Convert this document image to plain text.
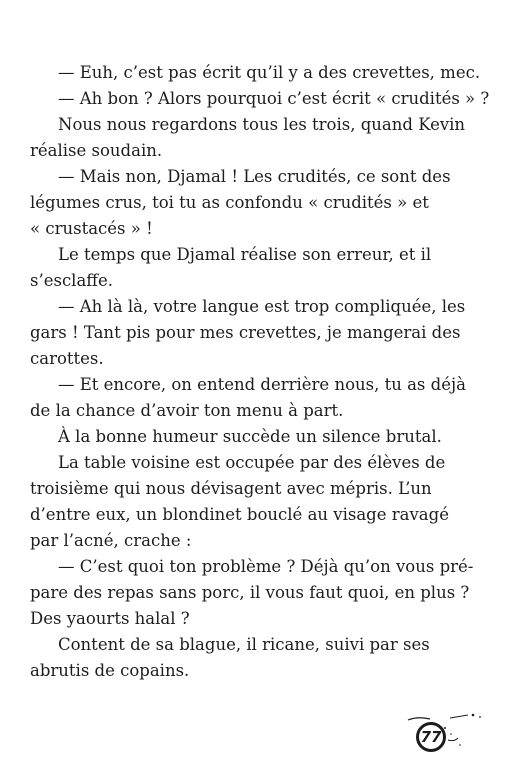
— Euh, c’est pas écrit qu’il y a des crevettes, mec.
— Ah bon ? Alors pourquoi c’est écrit « crudités » ?
Nous nous regardons tous les trois, quand Kevin
réalise soudain.
— Mais non, Djamal ! Les crudités, ce sont des
légumes crus, toi tu as confondu « crudités » et
« crustacés » !
Le temps que Djamal réalise son erreur, et il
s’esclaffe.
— Ah là là, votre langue est trop compliquée, les
gars ! Tant pis pour mes crevettes, je mangerai des
carottes.
— Et encore, on entend derrière nous, tu as déjà
de la chance d’avoir ton menu à part.
À la bonne humeur succède un silence brutal.
La table voisine est occupée par des élèves de
troisième qui nous dévisagent avec mépris. L’un
d’entre eux, un blondinet bouclé au visage ravagé
par l’acné, crache :
— C’est quoi ton problème ? Déjà qu’on vous pré-
pare des repas sans porc, il vous faut quoi, en plus ?
Des yaourts halal ?
Content de sa blague, il ricane, suivi par ses
abrutis de copains.
77
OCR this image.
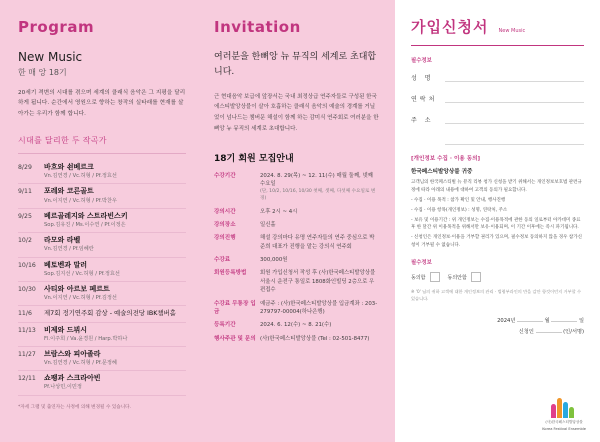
Program
New Music
한 매 앙 18기
20세기 격변의 시대를 겪으며 세계의 클래식 음악은 그 지평을 달리하게 됩니다. 순간에서 영원으로 향하는 창작의 실타래를 현재를 살아가는 우리가 함께 합니다.
시대를 달리한 두 작곡가
8/29	바흐와 쇤베르크
Vn.김연경 / Vc.허형 / Pf.정효선
9/11	포레와 코른골트
Vn.이지연 / Vc.허형 / Pf.박찬우
9/25	베르골레지와 스트라빈스키
Sop.김유진 / Ms.이수연 / Pf.이정은
10/2	라모와 라벨
Vn.김연경 / Pf.임혜란
10/16	베토벤과 말러
Sop.김지선 / Vc.허형 / Pf.정효선
10/30	사티와 아르보 페르트
Vn.이지연 / Vc.허형 / Pf.김정선
11/6	제7회 정기연주회 감상 - 예술의전당 IBK챔버홀
11/13	비제와 드뷔시
Fl.이주희 / Va.윤경원 / Harp.박하나
11/27	브람스와 피아졸라
Vn.김연경 / Vc.허형 / Pf.문정혜
12/11	쇼팽과 스크라아빈
Pf.나상민,이민정
*자세 그램 및 출연자는 사정에 의해 변경될 수 있습니다.
Invitation
여러분을 한뼈앙 뉴 뮤직의 세계로 초대합니다.
근 현대음악 보급에 앞장서는 국내 최정상급 연주자들로 구성된 한국에스티발앙상블이 살아 호흡하는 클래식 음악의 예술의 경계를 거닐었이 넘나드는 챔버문 해설이 함께 하는 감미식 연주회로 여러분을 한뼈앙 뉴 뮤직의 세계로 초대합니다.
18기 회원 모집안내
수강기간	2024. 8. 29(목) ~ 12. 11(수) 매월 둘째, 넷째 수요일
(단, 10/2, 10/16, 10/30 첫째, 셋째, 다섯째 수요일로 변경)
강의시간	오후 2시 ~ 4시
강의장소	일신홀
강의진행	해설 강의마다 유명 연주자들의 연주 중심으로 박준희 대표가 진행을 맡는 강의식 연주회
수강료	300,000원
회원등록방법	회원 가입신청서 작성 후 (사)한국페스티발앙상블 서울시 운전구 통일로 1808화인빌딩 2층으로 우편접수
수강료 무통장 입금
예금주 : (사)한국페스티발앙상블 입금계좌 : 203-279797-00004(하나은행)
등록기간	2024. 6. 12(수) ~ 8. 21(수)
행사주관 및 문의 (사)한국페스티발앙상블 (Tel : 02-501-8477)
가입신청서 New Music
필수정보
성 명
연락처
주 소
[개인정보 수집 · 이용 동의]
한국페스티발앙상블 귀중
고객님의 한국페스티벌 뉴 뮤직 리뷰 청가 신청을 받기 위해서는 개인정보보호법 관련규정에 따라 아래의 내용에 대하여 고객의 동의가 필요합니다.
- 수집 · 이용 목적 : 참가 확인 및 안내, 행사진행
- 수집 · 이용 항목(개인정보) : 성명, 연락처, 주소
- 보유 및 이용기간 : 위 개인정보는 수집·이용목적에 관한 동의 일로부터 아카데미 종료 후 한 달간 위 이용목적을 위해서만 보유·이용되며, 이 기간 이후에는 즉시 파기됩니다.
- 신청인은 개인정보·이용을 거부할 권리가 있으며, 필수정보 동의하지 않을 경우 참가신청이 거부될 수 없습니다.
필수정보
동의함	동의안함
※ '0' 님의 귀하 고객에 대한 개인정보의 관리 · 법령부과인의 만을 감안 항것이던지 거부할 수 있습니다.
2024년	월	일
신청인	(인/서명)
(사)한국페스티발앙상블
Korea Festival Ensemble
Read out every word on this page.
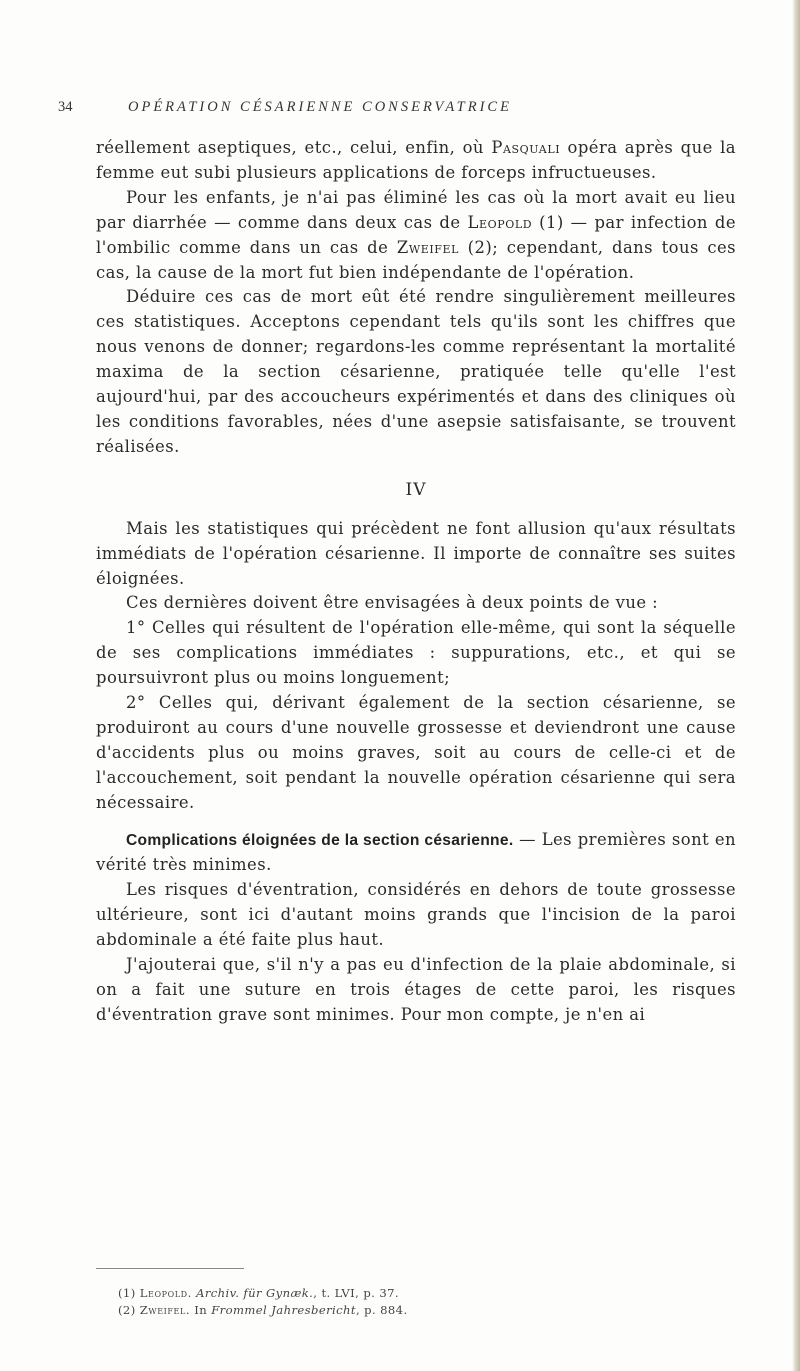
34	OPÉRATION CÉSARIENNE CONSERVATRICE

réellement aseptiques, etc., celui, enfin, où Pasquali opéra après que la femme eut subi plusieurs applications de forceps infructueuses.

Pour les enfants, je n'ai pas éliminé les cas où la mort avait eu lieu par diarrhée — comme dans deux cas de Leopold (1) — par infection de l'ombilic comme dans un cas de Zweifel (2); cependant, dans tous ces cas, la cause de la mort fut bien indépendante de l'opération.

Déduire ces cas de mort eût été rendre singulièrement meilleures ces statistiques. Acceptons cependant tels qu'ils sont les chiffres que nous venons de donner; regardons-les comme représentant la mortalité maxima de la section césarienne, pratiquée telle qu'elle l'est aujourd'hui, par des accoucheurs expérimentés et dans des cliniques où les conditions favorables, nées d'une asepsie satisfaisante, se trouvent réalisées.

IV

Mais les statistiques qui précèdent ne font allusion qu'aux résultats immédiats de l'opération césarienne. Il importe de connaître ses suites éloignées.

Ces dernières doivent être envisagées à deux points de vue :

1° Celles qui résultent de l'opération elle-même, qui sont la séquelle de ses complications immédiates : suppurations, etc., et qui se poursuivront plus ou moins longuement;

2° Celles qui, dérivant également de la section césarienne, se produiront au cours d'une nouvelle grossesse et deviendront une cause d'accidents plus ou moins graves, soit au cours de celle-ci et de l'accouchement, soit pendant la nouvelle opération césarienne qui sera nécessaire.

Complications éloignées de la section césarienne. — Les premières sont en vérité très minimes.

Les risques d'éventration, considérés en dehors de toute grossesse ultérieure, sont ici d'autant moins grands que l'incision de la paroi abdominale a été faite plus haut.

J'ajouterai que, s'il n'y a pas eu d'infection de la plaie abdominale, si on a fait une suture en trois étages de cette paroi, les risques d'éventration grave sont minimes. Pour mon compte, je n'en ai

(1) Leopold. Archiv. für Gynæk., t. LVI, p. 37.
(2) Zweifel. In Frommel Jahresbericht, p. 884.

■ ■ ■ ■

**WORK INSTRUCTIONS**:
Output, exactly, all the records above; include no pictures.

**EXERCISE RESULT**:
Convert this document image to plain text.
— Euh, c’est pas écrit qu’il y a des crevettes, mec.
— Ah bon ? Alors pourquoi c’est écrit « crudités » ?
Nous nous regardons tous les trois, quand Kevin
réalise soudain.
— Mais non, Djamal ! Les crudités, ce sont des
légumes crus, toi tu as confondu « crudités » et
« crustacés » !
Le temps que Djamal réalise son erreur, et il
s’esclaffe.
— Ah là là, votre langue est trop compliquée, les
gars ! Tant pis pour mes crevettes, je mangerai des
carottes.
— Et encore, on entend derrière nous, tu as déjà
de la chance d’avoir ton menu à part.
À la bonne humeur succède un silence brutal.
La table voisine est occupée par des élèves de
troisième qui nous dévisagent avec mépris. L’un
d’entre eux, un blondinet bouclé au visage ravagé
par l’acné, crache :
— C’est quoi ton problème ? Déjà qu’on vous pré-
pare des repas sans porc, il vous faut quoi, en plus ?
Des yaourts halal ?
Content de sa blague, il ricane, suivi par ses
abrutis de copains.
77
OCR this image.
Program
New Music
한 매 앙 18기
20세기 격변의 시대를 겪으며 세계의 클래식 음악은 그 지평을 달리하게 됩니다. 순간에서 영원으로 향하는 창작의 실타래를 현재를 살아가는 우리가 함께 합니다.
시대를 달리한 두 작곡가
8/29	바흐와 쇤베르크
Vn.김연경 / Vc.허형 / Pf.정효선
9/11	포레와 코른골트
Vn.이지연 / Vc.허형 / Pf.박찬우
9/25	베르골레지와 스트라빈스키
Sop.김유진 / Ms.이수연 / Pf.이정은
10/2	라모와 라벨
Vn.김연경 / Pf.임혜란
10/16	베토벤과 말러
Sop.김지선 / Vc.허형 / Pf.정효선
10/30	사티와 아르보 페르트
Vn.이지연 / Vc.허형 / Pf.김정선
11/6	제7회 정기연주회 감상 - 예술의전당 IBK챔버홀
11/13	비제와 드뷔시
Fl.이주희 / Va.윤경원 / Harp.박하나
11/27	브람스와 피아졸라
Vn.김연경 / Vc.허형 / Pf.문정혜
12/11	쇼팽과 스크라아빈
Pf.나상민,이민정
*자세 그램 및 출연자는 사정에 의해 변경될 수 있습니다.
Invitation
여러분을 한뼈앙 뉴 뮤직의 세계로 초대합니다.
근 현대음악 보급에 앞장서는 국내 최정상급 연주자들로 구성된 한국에스티발앙상블이 살아 호흡하는 클래식 음악의 예술의 경계를 거닐었이 넘나드는 챔버문 해설이 함께 하는 감미식 연주회로 여러분을 한뼈앙 뉴 뮤직의 세계로 초대합니다.
18기 회원 모집안내
수강기간	2024. 8. 29(목) ~ 12. 11(수) 매월 둘째, 넷째 수요일
(단, 10/2, 10/16, 10/30 첫째, 셋째, 다섯째 수요일로 변경)
강의시간	오후 2시 ~ 4시
강의장소	일신홀
강의진행	해설 강의마다 유명 연주자들의 연주 중심으로 박준희 대표가 진행을 맡는 강의식 연주회
수강료	300,000원
회원등록방법	회원 가입신청서 작성 후 (사)한국페스티발앙상블 서울시 운전구 통일로 1808화인빌딩 2층으로 우편접수
수강료 무통장 입금
예금주 : (사)한국페스티발앙상블 입금계좌 : 203-279797-00004(하나은행)
등록기간	2024. 6. 12(수) ~ 8. 21(수)
행사주관 및 문의 (사)한국페스티발앙상블 (Tel : 02-501-8477)
가입신청서 New Music
필수정보
성 명
연락처
주 소
[개인정보 수집 · 이용 동의]
한국페스티발앙상블 귀중
고객님의 한국페스티벌 뉴 뮤직 리뷰 청가 신청을 받기 위해서는 개인정보보호법 관련규정에 따라 아래의 내용에 대하여 고객의 동의가 필요합니다.
- 수집 · 이용 목적 : 참가 확인 및 안내, 행사진행
- 수집 · 이용 항목(개인정보) : 성명, 연락처, 주소
- 보유 및 이용기간 : 위 개인정보는 수집·이용목적에 관한 동의 일로부터 아카데미 종료 후 한 달간 위 이용목적을 위해서만 보유·이용되며, 이 기간 이후에는 즉시 파기됩니다.
- 신청인은 개인정보·이용을 거부할 권리가 있으며, 필수정보 동의하지 않을 경우 참가신청이 거부될 수 없습니다.
필수정보
동의함	동의안함
※ '0' 님의 귀하 고객에 대한 개인정보의 관리 · 법령부과인의 만을 감안 항것이던지 거부할 수 있습니다.
2024년	월	일
신청인	(인/서명)
(사)한국페스티발앙상블
Korea Festival Ensemble
Read out every word on this page.
34	OPÉRATION CÉSARIENNE CONSERVATRICE

réellement aseptiques, etc., celui, enfin, où Pasquali opéra après que la femme eut subi plusieurs applications de forceps infructueuses.

Pour les enfants, je n'ai pas éliminé les cas où la mort avait eu lieu par diarrhée — comme dans deux cas de Leopold (1) — par infection de l'ombilic comme dans un cas de Zweifel (2); cependant, dans tous ces cas, la cause de la mort fut bien indépendante de l'opération.

Déduire ces cas de mort eût été rendre singulièrement meilleures ces statistiques. Acceptons cependant tels qu'ils sont les chiffres que nous venons de donner; regardons-les comme représentant la mortalité maxima de la section césarienne, pratiquée telle qu'elle l'est aujourd'hui, par des accoucheurs expérimentés et dans des cliniques où les conditions favorables, nées d'une asepsie satisfaisante, se trouvent réalisées.

IV

Mais les statistiques qui précèdent ne font allusion qu'aux résultats immédiats de l'opération césarienne. Il importe de connaître ses suites éloignées.

Ces dernières doivent être envisagées à deux points de vue :

1° Celles qui résultent de l'opération elle-même, qui sont la séquelle de ses complications immédiates : suppurations, etc., et qui se poursuivront plus ou moins longuement;

2° Celles qui, dérivant également de la section césarienne, se produiront au cours d'une nouvelle grossesse et deviendront une cause d'accidents plus ou moins graves, soit au cours de celle-ci et de l'accouchement, soit pendant la nouvelle opération césarienne qui sera nécessaire.

Complications éloignées de la section césarienne. — Les premières sont en vérité très minimes.

Les risques d'éventration, considérés en dehors de toute grossesse ultérieure, sont ici d'autant moins grands que l'incision de la paroi abdominale a été faite plus haut.

J'ajouterai que, s'il n'y a pas eu d'infection de la plaie abdominale, si on a fait une suture en trois étages de cette paroi, les risques d'éventration grave sont minimes. Pour mon compte, je n'en ai

(1) Leopold. Archiv. für Gynæk., t. LVI, p. 37.
(2) Zweifel. In Frommel Jahresbericht, p. 884.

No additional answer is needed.